§ What is asked:
Below is a block of records: output all of them exactly and leave out the pictures.

§ Supplied entries:
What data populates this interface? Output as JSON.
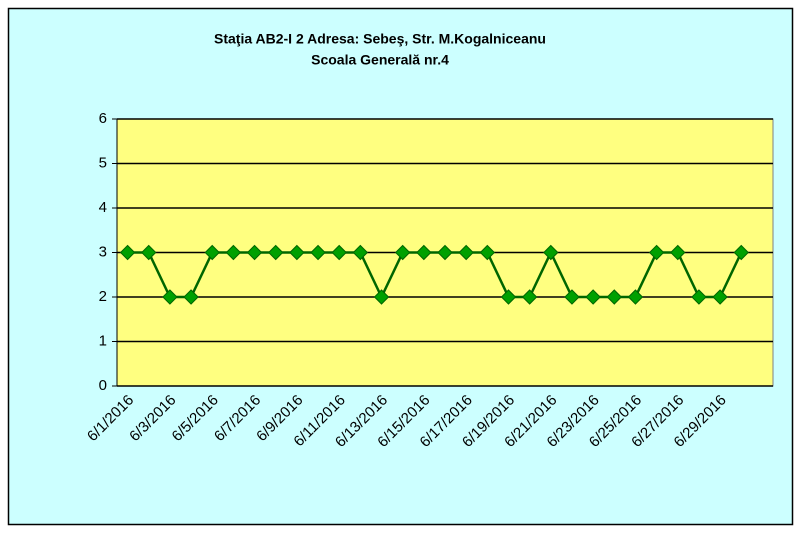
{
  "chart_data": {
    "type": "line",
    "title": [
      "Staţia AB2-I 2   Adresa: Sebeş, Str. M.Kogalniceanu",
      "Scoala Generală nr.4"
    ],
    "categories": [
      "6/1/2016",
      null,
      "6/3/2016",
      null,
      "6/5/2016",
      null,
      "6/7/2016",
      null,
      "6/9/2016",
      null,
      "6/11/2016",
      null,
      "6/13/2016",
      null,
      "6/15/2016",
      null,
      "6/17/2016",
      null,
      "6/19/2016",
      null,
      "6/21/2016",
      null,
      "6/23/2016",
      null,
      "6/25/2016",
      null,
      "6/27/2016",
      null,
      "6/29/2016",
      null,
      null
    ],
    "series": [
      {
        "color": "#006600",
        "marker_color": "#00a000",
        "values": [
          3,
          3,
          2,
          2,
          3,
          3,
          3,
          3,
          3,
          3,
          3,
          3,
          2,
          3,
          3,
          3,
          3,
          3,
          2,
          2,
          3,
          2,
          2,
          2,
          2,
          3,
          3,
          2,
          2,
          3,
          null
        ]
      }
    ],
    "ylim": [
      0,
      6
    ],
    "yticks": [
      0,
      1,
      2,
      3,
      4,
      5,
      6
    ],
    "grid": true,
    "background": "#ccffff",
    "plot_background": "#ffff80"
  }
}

§ Answer:
What data populates this interface? Output as JSON.
{
  "chart_data": {
    "type": "line",
    "title": [
      "Staţia AB2-I 2   Adresa: Sebeş, Str. M.Kogalniceanu",
      "Scoala Generală nr.4"
    ],
    "categories": [
      "6/1/2016",
      null,
      "6/3/2016",
      null,
      "6/5/2016",
      null,
      "6/7/2016",
      null,
      "6/9/2016",
      null,
      "6/11/2016",
      null,
      "6/13/2016",
      null,
      "6/15/2016",
      null,
      "6/17/2016",
      null,
      "6/19/2016",
      null,
      "6/21/2016",
      null,
      "6/23/2016",
      null,
      "6/25/2016",
      null,
      "6/27/2016",
      null,
      "6/29/2016",
      null,
      null
    ],
    "series": [
      {
        "color": "#006600",
        "marker_color": "#00a000",
        "values": [
          3,
          3,
          2,
          2,
          3,
          3,
          3,
          3,
          3,
          3,
          3,
          3,
          2,
          3,
          3,
          3,
          3,
          3,
          2,
          2,
          3,
          2,
          2,
          2,
          2,
          3,
          3,
          2,
          2,
          3,
          null
        ]
      }
    ],
    "ylim": [
      0,
      6
    ],
    "yticks": [
      0,
      1,
      2,
      3,
      4,
      5,
      6
    ],
    "grid": true,
    "background": "#ccffff",
    "plot_background": "#ffff80"
  }
}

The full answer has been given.